■ **WHAT TO WORK ON**
1. From the text on MULTIVERSITY below, list the characters it names in the sentence describing the members who form JUSTICE LEAGUE E.
2. Using the text on MULTIVERSITY below, state whether each statement agrees with it. Answer yes or no, and quote the words that decide it.
(a) The writer calls the MULTIVERSITY plot complicated.
(b) Captain Carrot's universe is based on cartoon physics.
(c) The writer hopes the predictions about MULTIVERSITY come true.
3. Answer these questions from the text on MULTIVERSITY below.
(a) Out of which city did the writer see the multiverse map come?
(b) From which Earth does the character named Thunder come?
(c) How many titles does the writer say Elseworld fans will buy?

■ **READING TEXT**
____________

It’s a cute concept in theory, and I’m fine with it being a fun facet for the three year olds clamoring to read Morrison books, but this is the crux of a story that has been touted as salvation twice now. After I saw the grand and glorious multiverse map big bang out of San Diego, I honestly was waiting to see MULTIVERSITY come in and devour the New 52. However, with this clear direction of talking directly to me through the pages, I beg that my predictions never become reality. I don’t understand the shame in simply telling some cool freaking Elseworld stories where Superman is a rabbit or Aquaman has boobs.

The MULTIVERSITY plot is quite simple; this is the forming of JUSTICE LEAGUE E. The Earth 23 Baraqaman, a character named Thunder from Earth 8, a Flash here and an Aqualady there, and you have a team that’s ready to go off and fight the threat of the last Monitor (remember the days of Pre-52 when the Monitors were reborn, then died, but formed 52 worlds, earth, universes that we only saw like three of over the past five years. Sweet Judas’ nuts I just lost my train of thought). These are the story elements I find alluring. I was delighted watching President Supes drive the JLE’s frozen music ship to see where a small knowledge of jazz will take them. Hell, I even liked Captain Carrot, whose universe is all cartoon physics based, and Dino-Cop, the character I’m sure Eric Larsen will file a lawsuit over. I am even on board with the fact that each character is a comic book piece of fiction on the worlds of their fellow team members.

Given this strong foundation, given the fact Elseworld fangeezers like me will buy the 52×52 titles DC can pump out (not even counting the stories that could take place in The Bleed and other ethers of the grand cosmic map), why the sweet hell was there this need to destroy what is supposed to be escapism by drawing us back in?

____________

■ **COLLECTED MATERIAL**
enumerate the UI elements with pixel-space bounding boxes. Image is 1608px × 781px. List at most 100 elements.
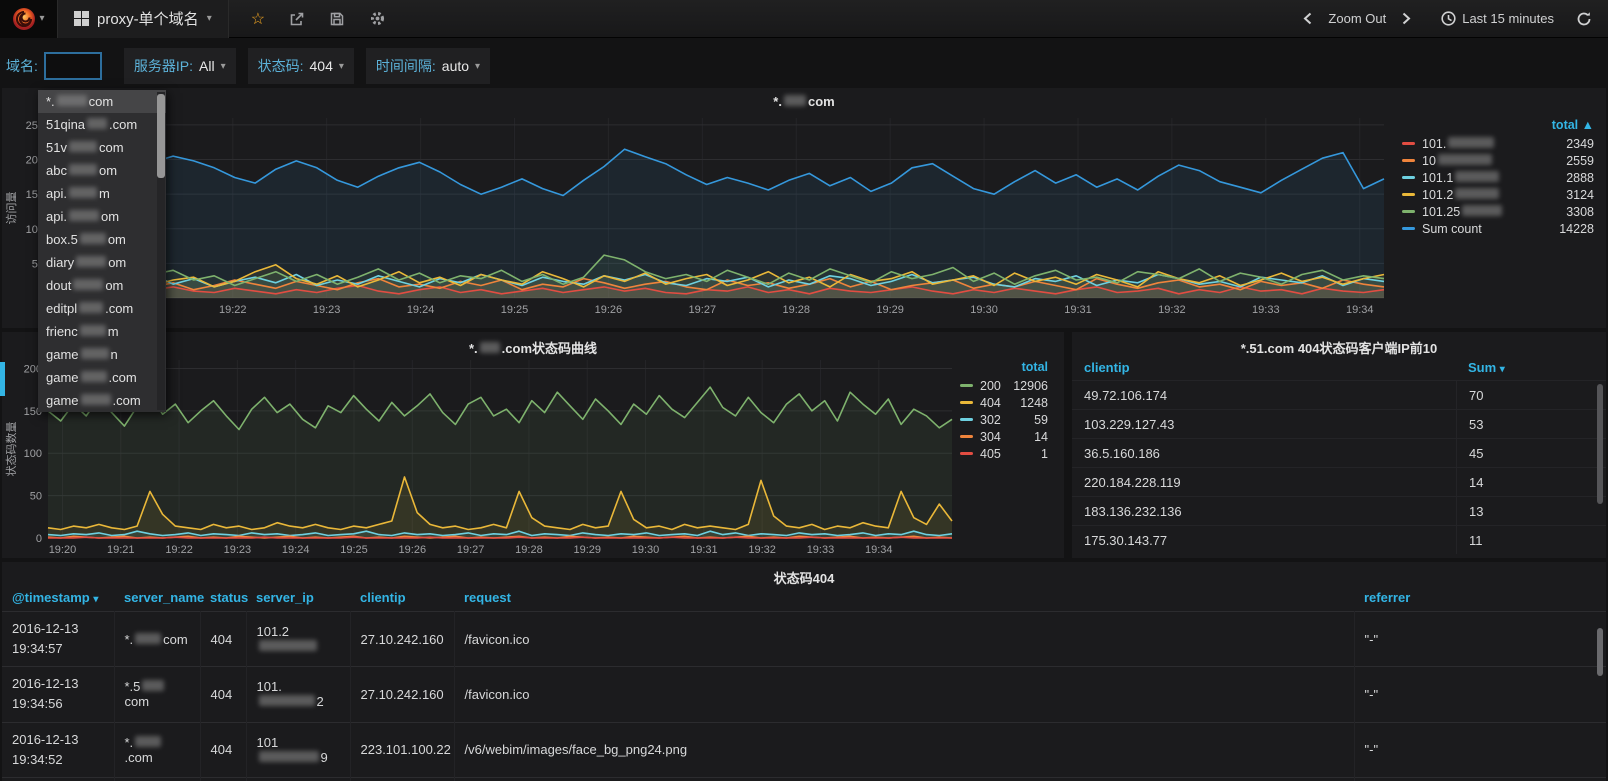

____________

■ **TASK-BY-TASK SOLUTIONS**
1.
- the Earth 23 Baraqaman
- Thunder, from Earth 8
- a Flash
- an Aqualady

2.
(a) No: "The MULTIVERSITY plot is quite simple"
(b) Yes: "whose universe is all cartoon physics based"
(c) No: "I beg that my predictions never become reality"

3.
(a) San Diego
(b) Earth 8
(c) The 52×52 titles DC can pump out